*** Data excerpts

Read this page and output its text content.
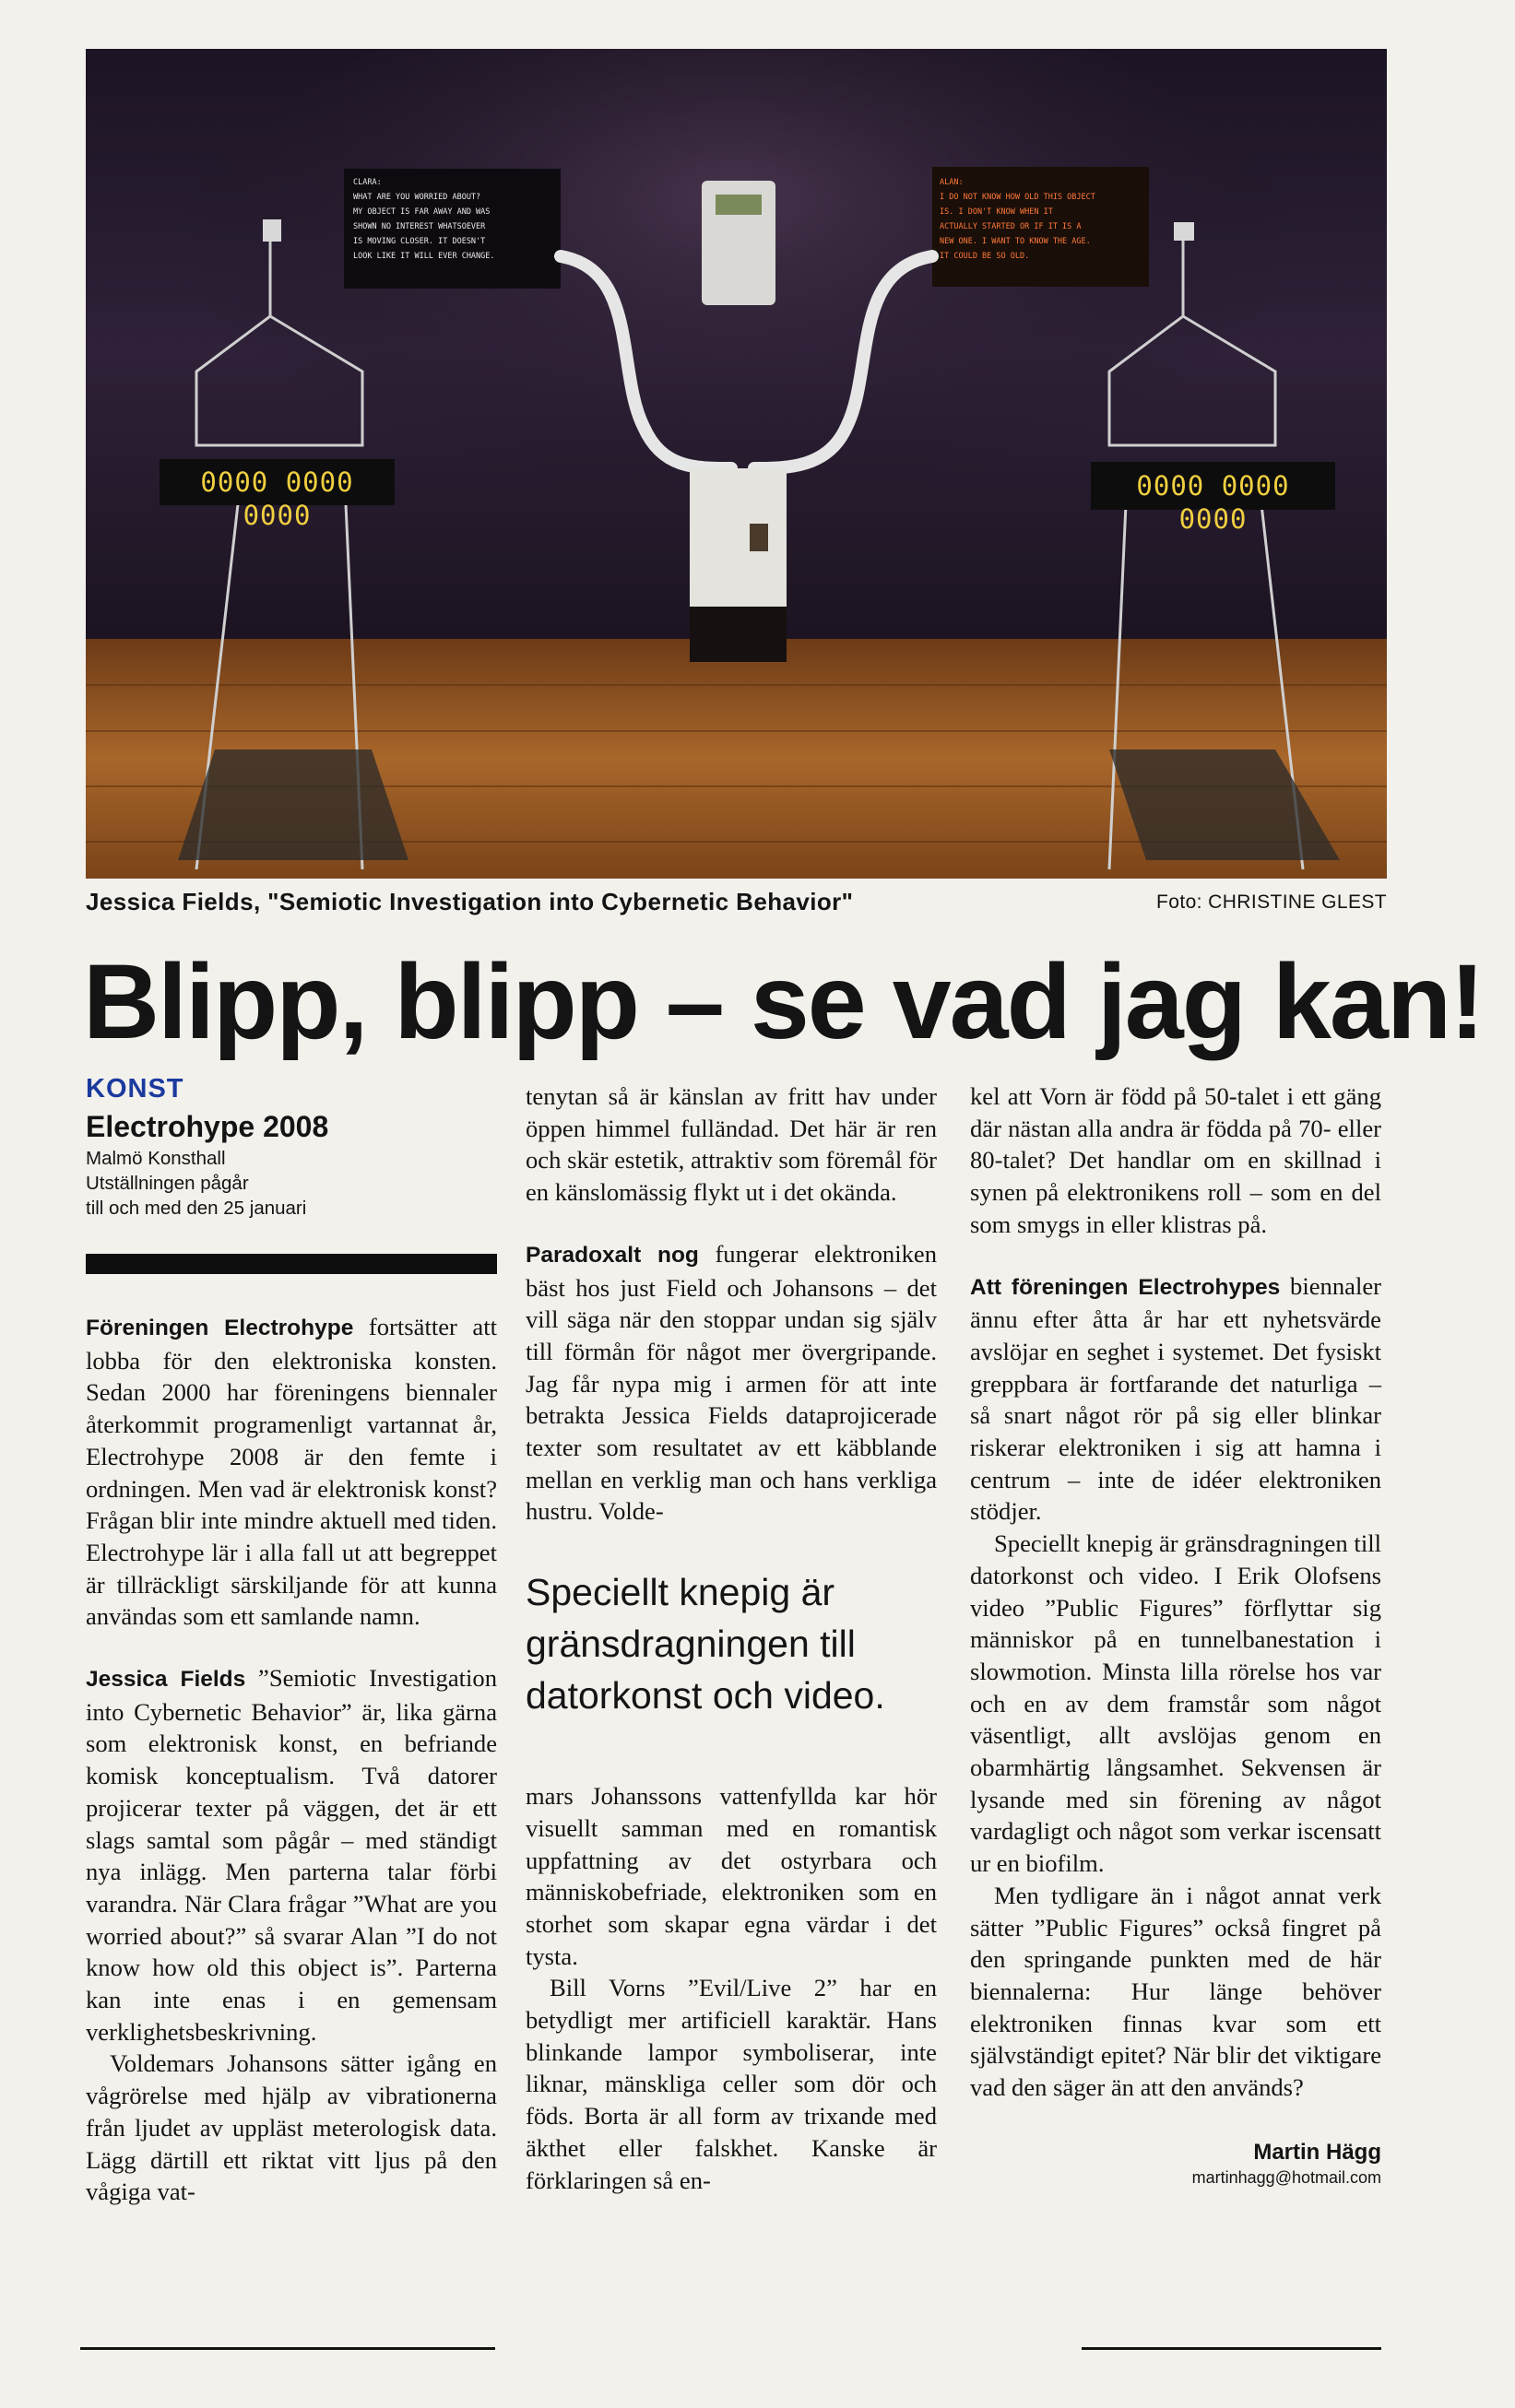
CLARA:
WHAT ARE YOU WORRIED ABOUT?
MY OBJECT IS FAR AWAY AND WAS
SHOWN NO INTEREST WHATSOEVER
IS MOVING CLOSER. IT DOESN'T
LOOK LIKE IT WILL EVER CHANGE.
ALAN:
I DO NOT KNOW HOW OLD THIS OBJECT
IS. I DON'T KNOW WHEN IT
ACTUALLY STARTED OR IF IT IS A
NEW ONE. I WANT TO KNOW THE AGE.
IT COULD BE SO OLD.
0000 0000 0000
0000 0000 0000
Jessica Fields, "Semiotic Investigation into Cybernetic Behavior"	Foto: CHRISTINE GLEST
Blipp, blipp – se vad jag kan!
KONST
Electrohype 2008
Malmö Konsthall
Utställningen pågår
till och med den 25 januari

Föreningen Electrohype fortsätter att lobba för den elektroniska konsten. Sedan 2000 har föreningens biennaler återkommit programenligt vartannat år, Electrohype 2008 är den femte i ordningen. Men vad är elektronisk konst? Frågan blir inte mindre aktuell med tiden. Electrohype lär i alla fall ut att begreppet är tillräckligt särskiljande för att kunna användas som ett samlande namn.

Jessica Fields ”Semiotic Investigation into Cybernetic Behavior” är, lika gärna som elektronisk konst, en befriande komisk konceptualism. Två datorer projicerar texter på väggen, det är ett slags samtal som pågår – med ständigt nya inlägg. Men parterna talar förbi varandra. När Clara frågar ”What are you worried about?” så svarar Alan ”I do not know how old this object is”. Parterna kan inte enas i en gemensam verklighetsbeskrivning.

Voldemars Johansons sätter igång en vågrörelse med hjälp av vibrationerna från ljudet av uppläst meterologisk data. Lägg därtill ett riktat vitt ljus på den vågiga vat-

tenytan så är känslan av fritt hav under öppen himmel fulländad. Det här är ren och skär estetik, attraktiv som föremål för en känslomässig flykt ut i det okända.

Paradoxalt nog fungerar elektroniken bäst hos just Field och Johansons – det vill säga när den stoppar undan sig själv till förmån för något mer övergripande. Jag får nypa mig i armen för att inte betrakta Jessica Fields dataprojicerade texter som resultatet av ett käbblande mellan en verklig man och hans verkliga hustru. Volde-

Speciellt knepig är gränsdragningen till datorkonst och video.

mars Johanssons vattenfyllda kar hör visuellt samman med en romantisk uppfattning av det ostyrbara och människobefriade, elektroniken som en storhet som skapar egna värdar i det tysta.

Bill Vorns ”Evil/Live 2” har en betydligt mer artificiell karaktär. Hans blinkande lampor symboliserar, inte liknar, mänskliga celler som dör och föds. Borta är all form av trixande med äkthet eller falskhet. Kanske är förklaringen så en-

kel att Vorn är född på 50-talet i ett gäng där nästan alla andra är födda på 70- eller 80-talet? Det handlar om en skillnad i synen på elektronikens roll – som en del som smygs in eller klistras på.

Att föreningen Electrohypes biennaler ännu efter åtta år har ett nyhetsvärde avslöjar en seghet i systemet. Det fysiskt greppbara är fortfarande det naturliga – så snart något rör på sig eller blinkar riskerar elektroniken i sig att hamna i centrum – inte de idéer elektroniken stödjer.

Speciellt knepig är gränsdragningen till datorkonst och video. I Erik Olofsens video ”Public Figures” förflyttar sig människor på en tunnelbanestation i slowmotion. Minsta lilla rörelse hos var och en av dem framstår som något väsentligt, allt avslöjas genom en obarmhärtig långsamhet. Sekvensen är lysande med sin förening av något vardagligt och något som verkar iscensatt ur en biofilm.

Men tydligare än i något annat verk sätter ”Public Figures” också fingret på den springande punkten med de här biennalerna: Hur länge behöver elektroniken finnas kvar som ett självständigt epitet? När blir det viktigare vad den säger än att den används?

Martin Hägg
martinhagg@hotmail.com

******
*** Data excerpts

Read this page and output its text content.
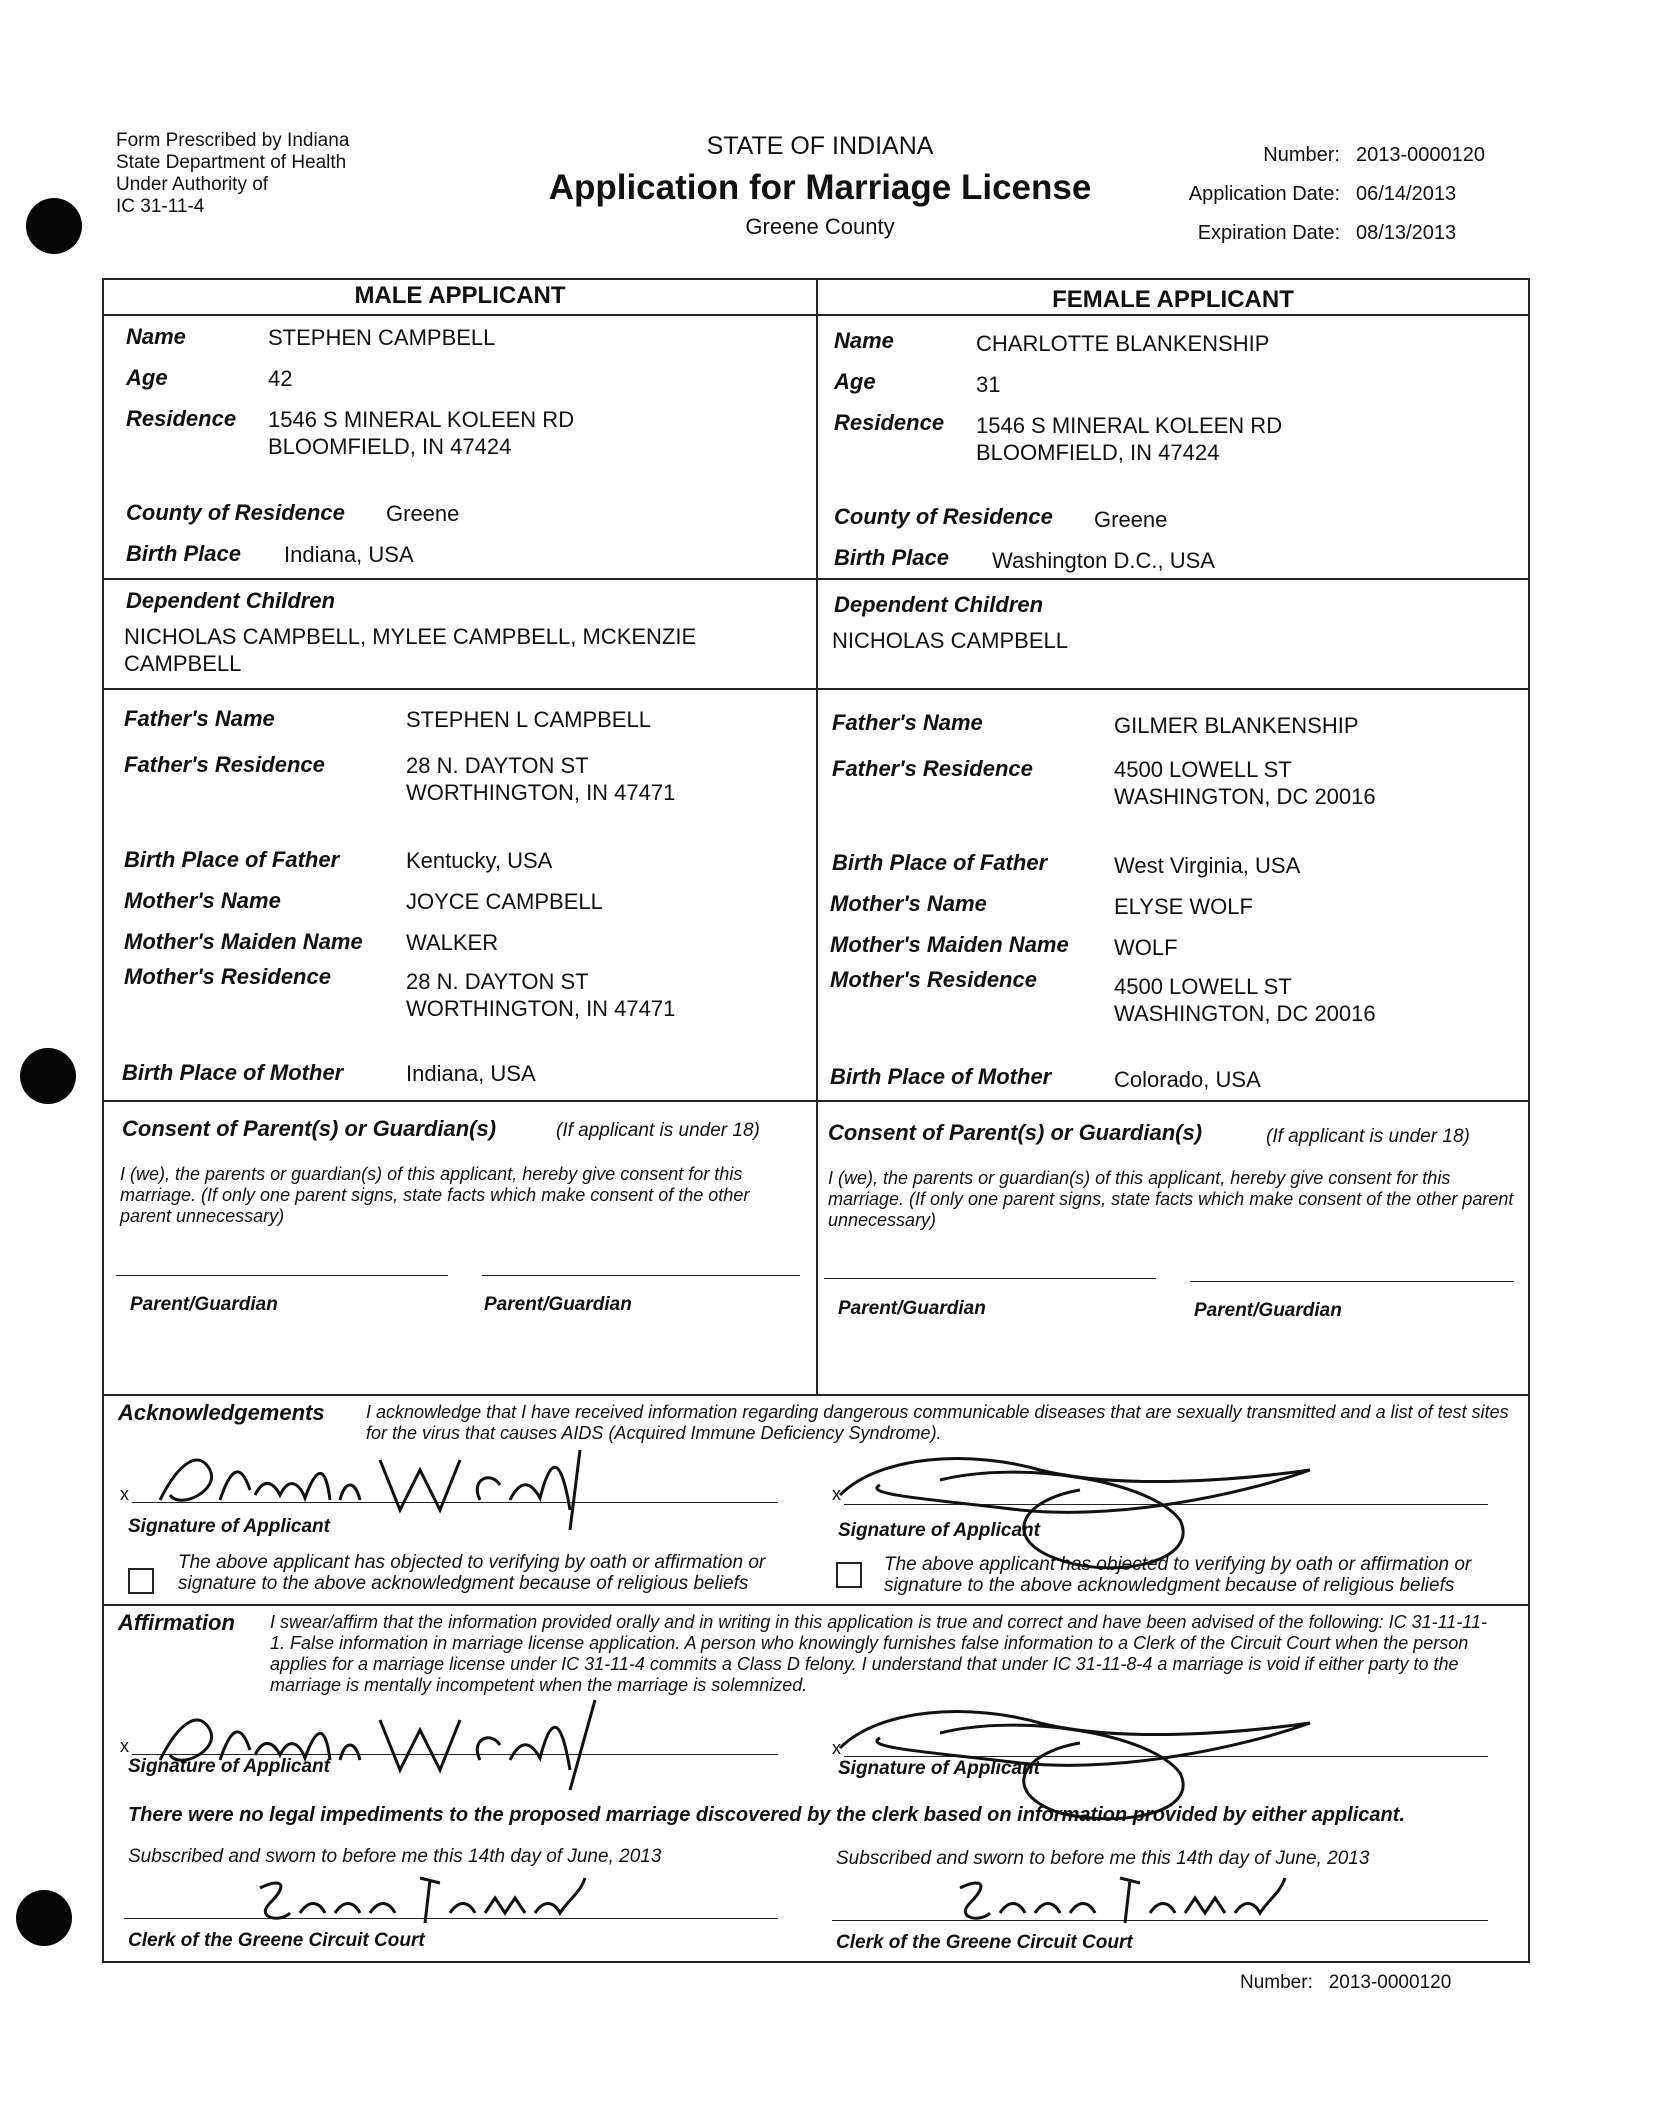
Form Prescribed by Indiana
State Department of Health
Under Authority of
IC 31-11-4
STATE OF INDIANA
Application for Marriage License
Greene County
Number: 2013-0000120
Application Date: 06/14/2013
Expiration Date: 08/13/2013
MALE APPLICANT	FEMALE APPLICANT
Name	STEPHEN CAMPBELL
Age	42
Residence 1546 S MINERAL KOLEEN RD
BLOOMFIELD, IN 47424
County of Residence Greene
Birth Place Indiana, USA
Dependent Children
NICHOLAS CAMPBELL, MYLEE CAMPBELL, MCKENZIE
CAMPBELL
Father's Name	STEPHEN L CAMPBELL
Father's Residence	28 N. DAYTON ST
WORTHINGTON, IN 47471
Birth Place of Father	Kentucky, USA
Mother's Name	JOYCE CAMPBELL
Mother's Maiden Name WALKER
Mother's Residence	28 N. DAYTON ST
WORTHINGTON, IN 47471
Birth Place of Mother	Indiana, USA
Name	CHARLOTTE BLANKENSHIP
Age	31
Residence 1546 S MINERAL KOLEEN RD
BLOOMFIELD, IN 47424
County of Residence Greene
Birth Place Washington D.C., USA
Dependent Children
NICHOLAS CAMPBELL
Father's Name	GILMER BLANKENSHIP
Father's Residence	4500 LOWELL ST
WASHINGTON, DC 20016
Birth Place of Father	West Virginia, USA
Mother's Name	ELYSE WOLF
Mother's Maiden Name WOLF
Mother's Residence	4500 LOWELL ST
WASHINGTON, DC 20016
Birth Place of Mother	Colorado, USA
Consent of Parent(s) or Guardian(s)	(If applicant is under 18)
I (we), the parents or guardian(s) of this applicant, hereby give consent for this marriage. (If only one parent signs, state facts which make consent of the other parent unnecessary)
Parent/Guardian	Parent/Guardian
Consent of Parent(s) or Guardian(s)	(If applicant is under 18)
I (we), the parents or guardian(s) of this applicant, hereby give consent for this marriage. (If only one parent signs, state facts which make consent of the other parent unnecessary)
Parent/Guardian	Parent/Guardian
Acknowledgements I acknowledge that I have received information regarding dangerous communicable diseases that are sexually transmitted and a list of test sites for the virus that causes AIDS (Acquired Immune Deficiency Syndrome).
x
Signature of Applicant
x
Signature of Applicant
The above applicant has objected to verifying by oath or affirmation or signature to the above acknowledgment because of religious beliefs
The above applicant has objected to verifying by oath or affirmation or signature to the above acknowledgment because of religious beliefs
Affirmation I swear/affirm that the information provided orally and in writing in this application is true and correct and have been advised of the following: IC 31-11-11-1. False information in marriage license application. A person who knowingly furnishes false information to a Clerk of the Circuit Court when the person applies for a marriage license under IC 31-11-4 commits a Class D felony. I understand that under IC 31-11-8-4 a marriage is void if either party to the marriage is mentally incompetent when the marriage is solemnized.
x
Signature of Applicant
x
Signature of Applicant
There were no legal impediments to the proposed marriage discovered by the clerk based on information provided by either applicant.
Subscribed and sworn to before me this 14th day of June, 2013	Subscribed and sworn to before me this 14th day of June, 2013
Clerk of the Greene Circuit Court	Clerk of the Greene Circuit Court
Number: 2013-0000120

******

> **What to do**
Scan the entries above for lines with "video" in them, then report how many there are as a plain number.

> **Exercise solution**
2